**Task details**
Copy out all the lines where "中外交流大厦停车场" shows up.

Figure record extracts:
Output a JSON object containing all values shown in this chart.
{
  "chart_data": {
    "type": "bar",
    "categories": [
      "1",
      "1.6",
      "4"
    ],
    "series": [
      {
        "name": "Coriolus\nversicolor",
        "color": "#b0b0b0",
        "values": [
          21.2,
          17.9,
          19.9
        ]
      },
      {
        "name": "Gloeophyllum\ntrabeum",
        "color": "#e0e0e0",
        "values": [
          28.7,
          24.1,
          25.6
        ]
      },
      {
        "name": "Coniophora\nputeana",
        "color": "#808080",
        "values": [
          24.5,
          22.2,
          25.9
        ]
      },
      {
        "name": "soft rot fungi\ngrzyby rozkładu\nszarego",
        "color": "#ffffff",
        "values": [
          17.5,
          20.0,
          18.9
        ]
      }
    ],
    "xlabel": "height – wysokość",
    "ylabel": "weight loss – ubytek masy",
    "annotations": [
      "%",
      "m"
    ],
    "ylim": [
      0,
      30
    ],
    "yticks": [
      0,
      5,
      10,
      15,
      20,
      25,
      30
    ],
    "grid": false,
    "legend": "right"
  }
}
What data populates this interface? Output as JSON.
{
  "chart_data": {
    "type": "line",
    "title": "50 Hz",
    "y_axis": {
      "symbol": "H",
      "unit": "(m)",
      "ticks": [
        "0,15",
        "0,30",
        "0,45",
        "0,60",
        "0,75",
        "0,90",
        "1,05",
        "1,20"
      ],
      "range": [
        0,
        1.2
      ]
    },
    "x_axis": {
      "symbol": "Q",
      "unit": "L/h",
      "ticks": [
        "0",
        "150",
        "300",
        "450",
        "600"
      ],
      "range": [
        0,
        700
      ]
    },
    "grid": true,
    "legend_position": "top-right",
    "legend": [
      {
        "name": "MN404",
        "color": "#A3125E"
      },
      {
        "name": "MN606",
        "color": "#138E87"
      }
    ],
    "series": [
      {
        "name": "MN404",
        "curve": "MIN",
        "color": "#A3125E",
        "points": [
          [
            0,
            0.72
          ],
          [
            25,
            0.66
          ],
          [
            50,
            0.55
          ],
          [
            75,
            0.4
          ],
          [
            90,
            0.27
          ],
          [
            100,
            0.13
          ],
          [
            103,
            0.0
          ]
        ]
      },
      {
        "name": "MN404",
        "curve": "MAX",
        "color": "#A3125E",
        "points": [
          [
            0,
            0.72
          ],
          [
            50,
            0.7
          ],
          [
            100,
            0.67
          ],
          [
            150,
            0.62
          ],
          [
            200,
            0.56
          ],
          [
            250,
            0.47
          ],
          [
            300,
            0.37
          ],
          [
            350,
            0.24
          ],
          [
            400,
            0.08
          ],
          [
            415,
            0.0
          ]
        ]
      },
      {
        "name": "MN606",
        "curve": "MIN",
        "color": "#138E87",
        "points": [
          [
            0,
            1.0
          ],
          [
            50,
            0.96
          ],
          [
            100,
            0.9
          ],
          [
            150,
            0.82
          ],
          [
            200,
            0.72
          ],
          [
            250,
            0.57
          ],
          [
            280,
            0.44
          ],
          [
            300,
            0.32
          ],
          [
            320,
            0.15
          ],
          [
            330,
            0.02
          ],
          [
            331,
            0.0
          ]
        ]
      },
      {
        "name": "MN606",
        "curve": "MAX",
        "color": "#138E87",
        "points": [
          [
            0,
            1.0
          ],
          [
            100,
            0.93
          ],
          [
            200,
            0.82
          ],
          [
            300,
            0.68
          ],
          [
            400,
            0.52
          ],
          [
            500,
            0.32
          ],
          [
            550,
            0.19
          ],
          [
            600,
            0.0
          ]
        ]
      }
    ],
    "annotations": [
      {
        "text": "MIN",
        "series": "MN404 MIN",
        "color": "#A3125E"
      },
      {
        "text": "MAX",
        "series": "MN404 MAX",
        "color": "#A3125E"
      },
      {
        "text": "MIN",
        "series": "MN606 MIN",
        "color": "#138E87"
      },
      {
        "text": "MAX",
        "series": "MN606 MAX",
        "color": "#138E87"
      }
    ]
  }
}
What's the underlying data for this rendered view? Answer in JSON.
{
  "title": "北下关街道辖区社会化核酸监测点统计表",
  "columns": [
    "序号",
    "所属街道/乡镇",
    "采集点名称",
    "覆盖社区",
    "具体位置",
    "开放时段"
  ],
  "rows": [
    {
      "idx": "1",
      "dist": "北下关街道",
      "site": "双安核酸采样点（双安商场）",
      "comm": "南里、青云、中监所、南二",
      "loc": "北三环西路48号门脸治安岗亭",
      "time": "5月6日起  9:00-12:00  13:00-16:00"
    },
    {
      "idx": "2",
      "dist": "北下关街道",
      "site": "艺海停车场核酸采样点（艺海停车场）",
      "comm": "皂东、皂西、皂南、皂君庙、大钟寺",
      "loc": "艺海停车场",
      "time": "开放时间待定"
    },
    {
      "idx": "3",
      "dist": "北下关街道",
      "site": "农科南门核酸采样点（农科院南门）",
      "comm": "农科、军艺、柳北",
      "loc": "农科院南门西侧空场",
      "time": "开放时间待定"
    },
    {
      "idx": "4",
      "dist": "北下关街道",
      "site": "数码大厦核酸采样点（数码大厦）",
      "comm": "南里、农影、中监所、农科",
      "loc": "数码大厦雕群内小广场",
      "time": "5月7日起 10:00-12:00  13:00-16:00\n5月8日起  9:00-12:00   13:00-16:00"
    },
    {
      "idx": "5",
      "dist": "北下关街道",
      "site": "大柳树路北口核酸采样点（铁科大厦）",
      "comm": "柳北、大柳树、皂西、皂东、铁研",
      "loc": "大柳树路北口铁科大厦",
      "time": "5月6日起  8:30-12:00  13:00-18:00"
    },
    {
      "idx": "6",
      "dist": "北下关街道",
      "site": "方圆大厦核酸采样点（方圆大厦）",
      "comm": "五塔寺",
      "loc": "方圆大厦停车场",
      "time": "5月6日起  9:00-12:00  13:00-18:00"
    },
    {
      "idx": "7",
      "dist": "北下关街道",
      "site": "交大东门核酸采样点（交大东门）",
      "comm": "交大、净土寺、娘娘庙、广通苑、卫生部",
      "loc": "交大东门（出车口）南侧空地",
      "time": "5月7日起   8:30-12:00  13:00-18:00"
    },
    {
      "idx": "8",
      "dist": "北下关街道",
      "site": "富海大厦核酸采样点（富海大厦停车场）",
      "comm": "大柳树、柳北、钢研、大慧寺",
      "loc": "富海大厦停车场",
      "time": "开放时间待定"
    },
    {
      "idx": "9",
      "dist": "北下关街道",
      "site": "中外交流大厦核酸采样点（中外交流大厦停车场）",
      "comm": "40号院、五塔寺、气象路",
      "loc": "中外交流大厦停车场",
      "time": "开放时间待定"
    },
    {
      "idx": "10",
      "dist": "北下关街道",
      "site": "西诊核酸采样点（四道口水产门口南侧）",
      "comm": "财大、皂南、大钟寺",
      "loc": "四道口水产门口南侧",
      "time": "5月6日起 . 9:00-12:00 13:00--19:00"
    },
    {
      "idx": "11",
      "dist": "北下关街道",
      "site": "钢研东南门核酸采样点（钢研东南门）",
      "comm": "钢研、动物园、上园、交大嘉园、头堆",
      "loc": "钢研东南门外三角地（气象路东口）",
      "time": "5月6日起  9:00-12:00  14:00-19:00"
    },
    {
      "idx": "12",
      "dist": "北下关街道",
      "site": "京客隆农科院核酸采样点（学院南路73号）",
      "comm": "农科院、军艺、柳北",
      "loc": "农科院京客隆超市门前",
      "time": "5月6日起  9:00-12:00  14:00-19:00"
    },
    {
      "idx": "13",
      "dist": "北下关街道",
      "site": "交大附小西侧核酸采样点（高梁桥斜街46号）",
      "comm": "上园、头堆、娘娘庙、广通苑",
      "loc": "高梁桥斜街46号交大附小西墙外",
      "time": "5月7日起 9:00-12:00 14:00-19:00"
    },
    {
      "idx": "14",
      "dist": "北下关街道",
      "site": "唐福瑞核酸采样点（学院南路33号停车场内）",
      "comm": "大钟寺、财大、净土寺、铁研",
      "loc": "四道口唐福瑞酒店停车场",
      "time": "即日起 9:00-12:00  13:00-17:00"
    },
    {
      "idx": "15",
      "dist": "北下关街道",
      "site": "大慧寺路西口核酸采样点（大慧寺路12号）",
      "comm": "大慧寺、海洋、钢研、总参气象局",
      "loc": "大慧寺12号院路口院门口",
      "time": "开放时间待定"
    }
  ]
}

**Exercise result**
      "site": "中外交流大厦核酸采样点（中外交流大厦停车场）",
      "loc": "中外交流大厦停车场",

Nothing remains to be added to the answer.